Exercise directions
Tally the lines of the listing that contain the word "specified", then give the total and nothing else.

Provided information
## Start

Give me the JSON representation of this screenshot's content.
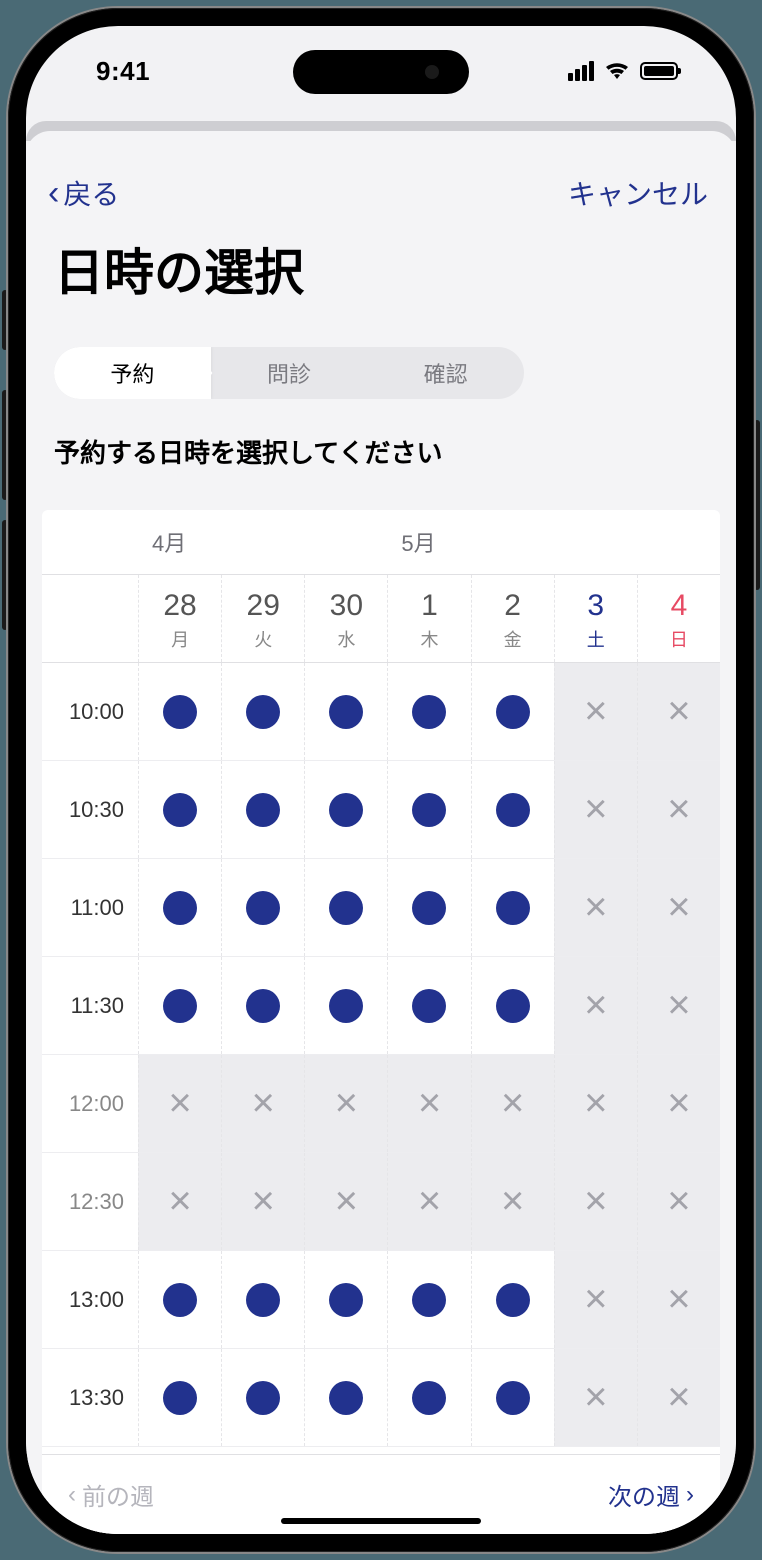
{
  "status": {
    "time": "9:41"
  },
  "nav": {
    "back_label": "戻る",
    "cancel_label": "キャンセル"
  },
  "title": "日時の選択",
  "steps": [
    {
      "label": "予約",
      "active": true
    },
    {
      "label": "問診",
      "active": false
    },
    {
      "label": "確認",
      "active": false
    }
  ],
  "subtitle": "予約する日時を選択してください",
  "calendar": {
    "months": [
      {
        "label": "4月",
        "span": 3
      },
      {
        "label": "5月",
        "span": 4
      }
    ],
    "days": [
      {
        "num": "28",
        "wd": "月",
        "class": ""
      },
      {
        "num": "29",
        "wd": "火",
        "class": ""
      },
      {
        "num": "30",
        "wd": "水",
        "class": ""
      },
      {
        "num": "1",
        "wd": "木",
        "class": ""
      },
      {
        "num": "2",
        "wd": "金",
        "class": ""
      },
      {
        "num": "3",
        "wd": "土",
        "class": "sat"
      },
      {
        "num": "4",
        "wd": "日",
        "class": "sun"
      }
    ],
    "times": [
      {
        "label": "10:00",
        "cells": [
          "o",
          "o",
          "o",
          "o",
          "o",
          "x",
          "x"
        ]
      },
      {
        "label": "10:30",
        "cells": [
          "o",
          "o",
          "o",
          "o",
          "o",
          "x",
          "x"
        ]
      },
      {
        "label": "11:00",
        "cells": [
          "o",
          "o",
          "o",
          "o",
          "o",
          "x",
          "x"
        ]
      },
      {
        "label": "11:30",
        "cells": [
          "o",
          "o",
          "o",
          "o",
          "o",
          "x",
          "x"
        ]
      },
      {
        "label": "12:00",
        "cells": [
          "x",
          "x",
          "x",
          "x",
          "x",
          "x",
          "x"
        ]
      },
      {
        "label": "12:30",
        "cells": [
          "x",
          "x",
          "x",
          "x",
          "x",
          "x",
          "x"
        ]
      },
      {
        "label": "13:00",
        "cells": [
          "o",
          "o",
          "o",
          "o",
          "o",
          "x",
          "x"
        ]
      },
      {
        "label": "13:30",
        "cells": [
          "o",
          "o",
          "o",
          "o",
          "o",
          "x",
          "x"
        ]
      }
    ],
    "prev_week": "前の週",
    "next_week": "次の週",
    "prev_enabled": false,
    "next_enabled": true
  }
}
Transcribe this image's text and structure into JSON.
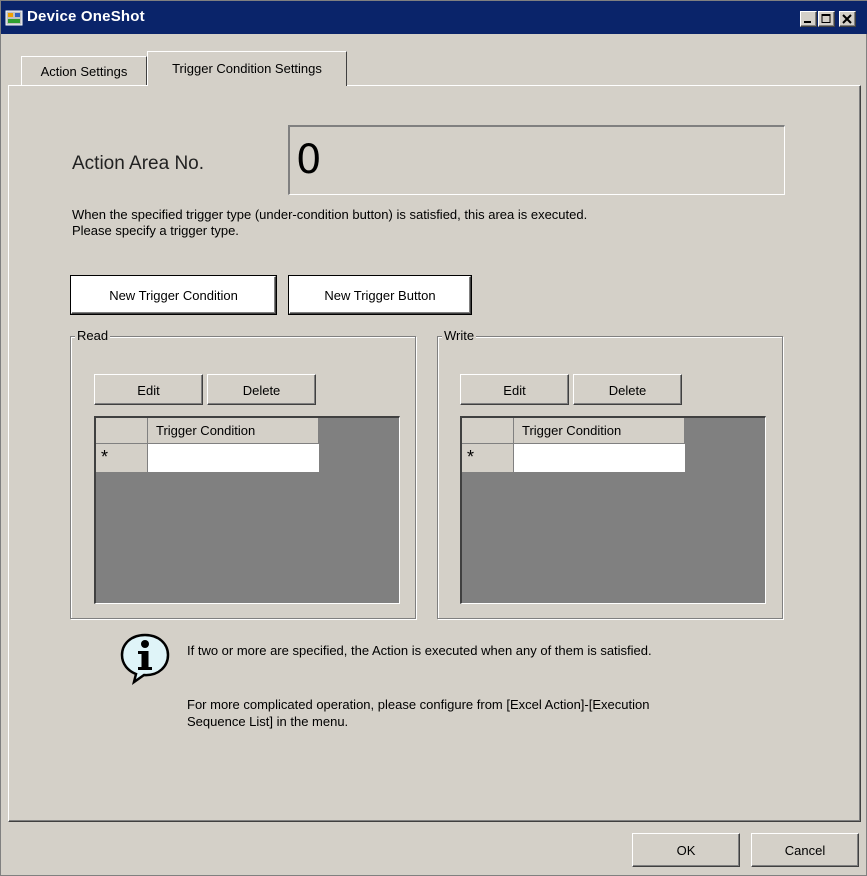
{
  "window": {
    "title": "Device OneShot"
  },
  "tabs": [
    {
      "label": "Action Settings"
    },
    {
      "label": "Trigger Condition Settings"
    }
  ],
  "action_area": {
    "label": "Action Area No.",
    "value": "0"
  },
  "description": {
    "line1": "When the specified trigger type (under-condition button) is satisfied, this area is executed.",
    "line2": "Please specify a trigger type."
  },
  "buttons": {
    "new_condition": "New Trigger Condition",
    "new_button": "New Trigger Button",
    "ok": "OK",
    "cancel": "Cancel"
  },
  "read_group": {
    "legend": "Read",
    "edit": "Edit",
    "delete": "Delete",
    "column": "Trigger Condition",
    "new_row_marker": "*"
  },
  "write_group": {
    "legend": "Write",
    "edit": "Edit",
    "delete": "Delete",
    "column": "Trigger Condition",
    "new_row_marker": "*"
  },
  "info": {
    "note1": "If two or more are specified, the Action is executed when any of them is satisfied.",
    "note2_line1": "For more complicated operation, please configure from [Excel Action]-[Execution",
    "note2_line2": "Sequence List] in the menu."
  },
  "icons": {
    "app": "app-icon",
    "minimize": "minimize-icon",
    "maximize": "maximize-icon",
    "close": "close-icon",
    "info": "info-icon"
  },
  "colors": {
    "titlebar": "#0a246a",
    "face": "#d4d0c8",
    "grid_bg": "#808080"
  }
}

## End

Completed task
2